- _Problem statement_: Below is a block of records. Copy every line in it that contains the word "base".

- _Records for this exercise_:
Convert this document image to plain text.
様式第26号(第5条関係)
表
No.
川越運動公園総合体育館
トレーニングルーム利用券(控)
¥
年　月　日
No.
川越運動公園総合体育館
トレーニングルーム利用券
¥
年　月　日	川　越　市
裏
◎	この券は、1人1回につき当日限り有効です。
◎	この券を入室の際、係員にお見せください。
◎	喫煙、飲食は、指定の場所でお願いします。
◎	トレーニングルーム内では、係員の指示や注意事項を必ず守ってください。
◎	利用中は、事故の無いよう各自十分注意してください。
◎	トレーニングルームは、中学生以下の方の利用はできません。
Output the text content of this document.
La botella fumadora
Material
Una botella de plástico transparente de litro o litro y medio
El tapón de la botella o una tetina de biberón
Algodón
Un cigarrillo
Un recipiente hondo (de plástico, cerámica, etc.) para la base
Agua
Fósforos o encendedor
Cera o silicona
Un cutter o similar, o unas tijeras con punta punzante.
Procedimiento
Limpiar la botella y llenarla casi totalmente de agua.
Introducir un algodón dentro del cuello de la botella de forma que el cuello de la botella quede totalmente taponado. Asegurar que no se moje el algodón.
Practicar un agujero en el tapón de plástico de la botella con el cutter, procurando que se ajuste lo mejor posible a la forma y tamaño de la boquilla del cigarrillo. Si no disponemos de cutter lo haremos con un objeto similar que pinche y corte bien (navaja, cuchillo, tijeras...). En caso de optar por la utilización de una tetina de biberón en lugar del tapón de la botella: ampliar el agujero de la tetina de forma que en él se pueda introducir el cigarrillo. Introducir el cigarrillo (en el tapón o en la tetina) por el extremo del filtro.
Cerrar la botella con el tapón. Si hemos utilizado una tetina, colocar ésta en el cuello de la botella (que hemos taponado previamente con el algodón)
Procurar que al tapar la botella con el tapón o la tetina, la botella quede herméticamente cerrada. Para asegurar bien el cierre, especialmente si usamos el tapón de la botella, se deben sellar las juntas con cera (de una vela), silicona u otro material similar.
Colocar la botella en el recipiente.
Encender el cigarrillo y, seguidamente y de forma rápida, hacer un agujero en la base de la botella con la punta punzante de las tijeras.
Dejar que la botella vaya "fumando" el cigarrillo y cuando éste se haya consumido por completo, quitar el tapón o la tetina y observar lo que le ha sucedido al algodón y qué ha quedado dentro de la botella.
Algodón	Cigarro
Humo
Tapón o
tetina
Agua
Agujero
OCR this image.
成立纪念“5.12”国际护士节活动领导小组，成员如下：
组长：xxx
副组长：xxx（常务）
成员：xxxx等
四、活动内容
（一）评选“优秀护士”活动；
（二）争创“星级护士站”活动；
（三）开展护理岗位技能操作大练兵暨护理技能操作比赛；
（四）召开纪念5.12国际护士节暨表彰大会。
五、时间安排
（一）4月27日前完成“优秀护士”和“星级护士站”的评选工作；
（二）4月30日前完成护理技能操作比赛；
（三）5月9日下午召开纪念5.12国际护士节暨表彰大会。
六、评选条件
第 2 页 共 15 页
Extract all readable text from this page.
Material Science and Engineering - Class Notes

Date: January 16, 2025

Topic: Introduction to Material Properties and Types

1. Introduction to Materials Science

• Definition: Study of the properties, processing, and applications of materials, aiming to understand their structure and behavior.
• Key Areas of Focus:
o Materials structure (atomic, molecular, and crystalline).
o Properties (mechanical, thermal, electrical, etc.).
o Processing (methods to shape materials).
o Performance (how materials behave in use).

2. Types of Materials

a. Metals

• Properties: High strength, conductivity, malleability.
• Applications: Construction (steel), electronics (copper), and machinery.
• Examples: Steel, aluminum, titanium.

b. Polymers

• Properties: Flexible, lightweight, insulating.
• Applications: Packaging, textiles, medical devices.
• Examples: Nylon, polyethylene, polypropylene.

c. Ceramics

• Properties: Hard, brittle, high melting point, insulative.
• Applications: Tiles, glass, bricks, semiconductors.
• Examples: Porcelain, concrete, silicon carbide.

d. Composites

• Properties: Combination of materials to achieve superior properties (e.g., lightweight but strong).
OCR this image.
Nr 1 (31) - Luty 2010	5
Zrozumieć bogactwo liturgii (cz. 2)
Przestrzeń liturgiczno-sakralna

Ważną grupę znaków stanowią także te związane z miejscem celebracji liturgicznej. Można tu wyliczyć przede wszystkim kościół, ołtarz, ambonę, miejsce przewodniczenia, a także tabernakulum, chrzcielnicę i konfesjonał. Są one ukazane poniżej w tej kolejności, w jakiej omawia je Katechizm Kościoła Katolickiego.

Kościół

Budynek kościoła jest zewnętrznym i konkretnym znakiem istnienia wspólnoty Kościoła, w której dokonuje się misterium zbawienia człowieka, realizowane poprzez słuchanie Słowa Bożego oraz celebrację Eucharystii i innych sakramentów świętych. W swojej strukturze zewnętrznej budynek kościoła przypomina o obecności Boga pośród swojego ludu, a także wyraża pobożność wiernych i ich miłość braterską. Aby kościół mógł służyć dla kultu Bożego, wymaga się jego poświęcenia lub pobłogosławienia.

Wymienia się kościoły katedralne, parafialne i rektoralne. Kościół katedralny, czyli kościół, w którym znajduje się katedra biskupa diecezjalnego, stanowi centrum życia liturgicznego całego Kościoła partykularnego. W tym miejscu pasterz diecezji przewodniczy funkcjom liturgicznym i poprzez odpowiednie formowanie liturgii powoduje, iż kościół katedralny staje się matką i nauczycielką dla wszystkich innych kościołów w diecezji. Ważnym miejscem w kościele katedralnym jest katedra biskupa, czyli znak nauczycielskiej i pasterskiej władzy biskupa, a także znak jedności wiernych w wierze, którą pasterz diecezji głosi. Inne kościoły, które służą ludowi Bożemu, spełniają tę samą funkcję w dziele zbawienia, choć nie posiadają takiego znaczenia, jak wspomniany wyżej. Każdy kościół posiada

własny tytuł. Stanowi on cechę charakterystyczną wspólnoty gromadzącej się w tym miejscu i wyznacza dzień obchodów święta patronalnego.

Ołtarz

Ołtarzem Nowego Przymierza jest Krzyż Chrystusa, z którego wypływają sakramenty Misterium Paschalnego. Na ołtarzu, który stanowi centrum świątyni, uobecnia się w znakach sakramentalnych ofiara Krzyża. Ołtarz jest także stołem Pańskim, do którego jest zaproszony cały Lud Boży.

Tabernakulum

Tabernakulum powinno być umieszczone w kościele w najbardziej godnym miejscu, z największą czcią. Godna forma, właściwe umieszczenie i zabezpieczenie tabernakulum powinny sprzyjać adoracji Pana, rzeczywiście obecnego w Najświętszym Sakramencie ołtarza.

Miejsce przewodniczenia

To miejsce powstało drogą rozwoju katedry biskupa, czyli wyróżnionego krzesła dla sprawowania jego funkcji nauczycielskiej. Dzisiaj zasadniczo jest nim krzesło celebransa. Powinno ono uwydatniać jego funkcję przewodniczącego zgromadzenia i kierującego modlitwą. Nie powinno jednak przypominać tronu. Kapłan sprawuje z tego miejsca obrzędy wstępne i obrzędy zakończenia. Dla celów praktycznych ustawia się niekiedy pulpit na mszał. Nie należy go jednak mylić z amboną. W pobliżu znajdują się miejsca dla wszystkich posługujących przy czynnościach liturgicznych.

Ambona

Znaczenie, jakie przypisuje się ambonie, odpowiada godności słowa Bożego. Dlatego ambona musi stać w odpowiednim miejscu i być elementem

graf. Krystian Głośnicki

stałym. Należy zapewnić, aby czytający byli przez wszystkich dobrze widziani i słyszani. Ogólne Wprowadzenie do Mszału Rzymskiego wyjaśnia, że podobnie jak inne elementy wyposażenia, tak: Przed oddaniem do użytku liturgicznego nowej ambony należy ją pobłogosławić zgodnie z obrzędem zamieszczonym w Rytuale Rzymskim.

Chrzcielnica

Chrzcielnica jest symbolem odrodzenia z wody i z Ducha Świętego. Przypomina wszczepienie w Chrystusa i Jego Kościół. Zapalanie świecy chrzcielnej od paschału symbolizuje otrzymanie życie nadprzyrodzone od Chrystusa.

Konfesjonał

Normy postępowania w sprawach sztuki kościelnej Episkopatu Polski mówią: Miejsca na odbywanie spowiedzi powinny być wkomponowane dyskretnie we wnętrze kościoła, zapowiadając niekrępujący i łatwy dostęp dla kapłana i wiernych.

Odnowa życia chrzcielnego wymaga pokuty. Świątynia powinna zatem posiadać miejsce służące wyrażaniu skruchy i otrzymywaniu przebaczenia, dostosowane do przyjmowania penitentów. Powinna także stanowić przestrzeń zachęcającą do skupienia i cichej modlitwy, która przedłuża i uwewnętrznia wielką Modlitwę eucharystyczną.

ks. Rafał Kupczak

- _Full output_:
Un recipiente hondo (de plástico, cerámica, etc.) para la base
Encender el cigarrillo y, seguidamente y de forma rápida, hacer un agujero en la base de la botella con la punta punzante de las tijeras.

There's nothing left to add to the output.